[Data excerpts]
-- Start --
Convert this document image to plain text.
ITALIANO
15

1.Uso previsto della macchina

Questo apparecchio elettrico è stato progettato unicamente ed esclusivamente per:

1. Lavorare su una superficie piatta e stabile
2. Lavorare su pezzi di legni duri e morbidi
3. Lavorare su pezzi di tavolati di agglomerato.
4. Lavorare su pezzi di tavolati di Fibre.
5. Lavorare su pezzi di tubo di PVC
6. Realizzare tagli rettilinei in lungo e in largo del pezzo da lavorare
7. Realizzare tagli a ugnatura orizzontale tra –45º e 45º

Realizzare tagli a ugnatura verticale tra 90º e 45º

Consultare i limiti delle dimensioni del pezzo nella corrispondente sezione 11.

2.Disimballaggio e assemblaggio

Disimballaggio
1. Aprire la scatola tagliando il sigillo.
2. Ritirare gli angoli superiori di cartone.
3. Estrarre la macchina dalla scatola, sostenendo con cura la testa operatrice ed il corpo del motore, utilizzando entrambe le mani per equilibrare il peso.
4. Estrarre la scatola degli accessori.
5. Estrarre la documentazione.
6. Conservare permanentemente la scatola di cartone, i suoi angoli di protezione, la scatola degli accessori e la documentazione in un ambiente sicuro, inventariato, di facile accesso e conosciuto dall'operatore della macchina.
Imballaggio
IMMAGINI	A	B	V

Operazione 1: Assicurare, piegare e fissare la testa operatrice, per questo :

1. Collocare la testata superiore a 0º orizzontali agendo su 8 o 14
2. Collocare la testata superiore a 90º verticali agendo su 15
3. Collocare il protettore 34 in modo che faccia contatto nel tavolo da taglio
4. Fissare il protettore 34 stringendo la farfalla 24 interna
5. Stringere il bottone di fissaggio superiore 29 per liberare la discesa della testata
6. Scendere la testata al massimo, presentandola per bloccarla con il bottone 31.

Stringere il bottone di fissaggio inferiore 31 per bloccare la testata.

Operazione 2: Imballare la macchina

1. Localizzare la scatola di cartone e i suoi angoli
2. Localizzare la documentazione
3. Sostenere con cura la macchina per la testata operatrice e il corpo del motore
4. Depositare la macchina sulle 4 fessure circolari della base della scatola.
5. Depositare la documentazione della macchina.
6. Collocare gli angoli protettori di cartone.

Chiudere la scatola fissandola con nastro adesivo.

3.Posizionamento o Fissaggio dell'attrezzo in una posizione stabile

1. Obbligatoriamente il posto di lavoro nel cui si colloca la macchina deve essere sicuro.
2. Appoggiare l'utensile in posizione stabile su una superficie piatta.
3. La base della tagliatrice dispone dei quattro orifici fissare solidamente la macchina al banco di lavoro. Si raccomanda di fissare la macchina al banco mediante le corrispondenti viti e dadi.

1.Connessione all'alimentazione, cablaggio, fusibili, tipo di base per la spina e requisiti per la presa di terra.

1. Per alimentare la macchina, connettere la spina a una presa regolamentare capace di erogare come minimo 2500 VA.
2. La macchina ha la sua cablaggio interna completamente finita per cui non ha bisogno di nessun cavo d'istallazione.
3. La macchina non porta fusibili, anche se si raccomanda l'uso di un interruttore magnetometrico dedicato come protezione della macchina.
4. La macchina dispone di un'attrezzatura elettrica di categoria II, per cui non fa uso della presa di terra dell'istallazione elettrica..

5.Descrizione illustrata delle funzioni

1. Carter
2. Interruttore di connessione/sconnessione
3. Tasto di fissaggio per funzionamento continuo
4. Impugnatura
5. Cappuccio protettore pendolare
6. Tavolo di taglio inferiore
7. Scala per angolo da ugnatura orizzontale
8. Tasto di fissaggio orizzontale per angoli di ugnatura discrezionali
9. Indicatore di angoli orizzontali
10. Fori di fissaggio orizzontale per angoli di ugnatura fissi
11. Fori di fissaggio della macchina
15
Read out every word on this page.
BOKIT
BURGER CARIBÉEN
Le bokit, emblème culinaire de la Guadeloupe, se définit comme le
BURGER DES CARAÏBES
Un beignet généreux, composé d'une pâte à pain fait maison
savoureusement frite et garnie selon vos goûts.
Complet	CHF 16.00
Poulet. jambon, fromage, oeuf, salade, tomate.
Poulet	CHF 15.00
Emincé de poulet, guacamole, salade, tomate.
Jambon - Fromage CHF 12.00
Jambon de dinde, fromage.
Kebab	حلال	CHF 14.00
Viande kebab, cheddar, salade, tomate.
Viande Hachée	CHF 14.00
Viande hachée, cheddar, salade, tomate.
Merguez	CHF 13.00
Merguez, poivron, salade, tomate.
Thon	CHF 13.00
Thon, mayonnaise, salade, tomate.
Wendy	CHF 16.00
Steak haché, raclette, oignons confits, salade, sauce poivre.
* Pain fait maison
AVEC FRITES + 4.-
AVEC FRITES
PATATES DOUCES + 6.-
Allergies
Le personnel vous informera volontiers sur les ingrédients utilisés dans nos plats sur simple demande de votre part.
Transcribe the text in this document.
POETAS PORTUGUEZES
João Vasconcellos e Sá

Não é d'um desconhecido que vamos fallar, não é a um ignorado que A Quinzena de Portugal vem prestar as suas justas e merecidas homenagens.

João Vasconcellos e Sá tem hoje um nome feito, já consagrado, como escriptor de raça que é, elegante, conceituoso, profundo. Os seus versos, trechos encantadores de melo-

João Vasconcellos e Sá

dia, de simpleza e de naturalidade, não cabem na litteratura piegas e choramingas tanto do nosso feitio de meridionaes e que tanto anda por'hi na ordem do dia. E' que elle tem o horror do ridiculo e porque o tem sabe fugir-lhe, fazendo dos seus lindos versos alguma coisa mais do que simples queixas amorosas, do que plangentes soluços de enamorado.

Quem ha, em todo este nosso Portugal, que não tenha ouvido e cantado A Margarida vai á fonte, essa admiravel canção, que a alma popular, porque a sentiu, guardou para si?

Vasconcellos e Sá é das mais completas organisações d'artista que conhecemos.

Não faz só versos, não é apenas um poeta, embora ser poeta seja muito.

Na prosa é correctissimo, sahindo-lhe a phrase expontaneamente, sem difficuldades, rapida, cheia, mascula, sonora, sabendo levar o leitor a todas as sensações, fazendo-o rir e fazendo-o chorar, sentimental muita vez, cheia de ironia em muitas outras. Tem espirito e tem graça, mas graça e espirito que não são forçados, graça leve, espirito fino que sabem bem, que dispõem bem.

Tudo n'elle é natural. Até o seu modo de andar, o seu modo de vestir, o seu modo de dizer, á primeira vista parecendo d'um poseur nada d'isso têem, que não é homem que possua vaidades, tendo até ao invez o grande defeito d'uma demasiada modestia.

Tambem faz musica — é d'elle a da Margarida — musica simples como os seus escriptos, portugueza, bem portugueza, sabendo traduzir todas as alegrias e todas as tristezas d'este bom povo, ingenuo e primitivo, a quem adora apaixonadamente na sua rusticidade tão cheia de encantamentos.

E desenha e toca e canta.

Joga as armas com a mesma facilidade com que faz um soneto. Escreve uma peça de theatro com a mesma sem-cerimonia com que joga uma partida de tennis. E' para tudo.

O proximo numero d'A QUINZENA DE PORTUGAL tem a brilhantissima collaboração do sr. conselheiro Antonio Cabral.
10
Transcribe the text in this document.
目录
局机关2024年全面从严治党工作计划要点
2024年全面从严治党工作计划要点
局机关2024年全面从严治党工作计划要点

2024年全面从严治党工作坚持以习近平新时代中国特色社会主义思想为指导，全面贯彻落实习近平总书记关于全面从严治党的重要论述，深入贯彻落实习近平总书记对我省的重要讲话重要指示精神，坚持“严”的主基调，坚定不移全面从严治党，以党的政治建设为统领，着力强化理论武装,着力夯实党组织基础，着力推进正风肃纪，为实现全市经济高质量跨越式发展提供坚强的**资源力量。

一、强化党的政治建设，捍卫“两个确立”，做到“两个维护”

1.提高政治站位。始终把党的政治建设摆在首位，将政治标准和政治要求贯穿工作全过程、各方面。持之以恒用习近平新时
-- End --
**Stated exercise:** Count the lines in which the string "nosso" appears, then report only that figure.

**Written response:** 2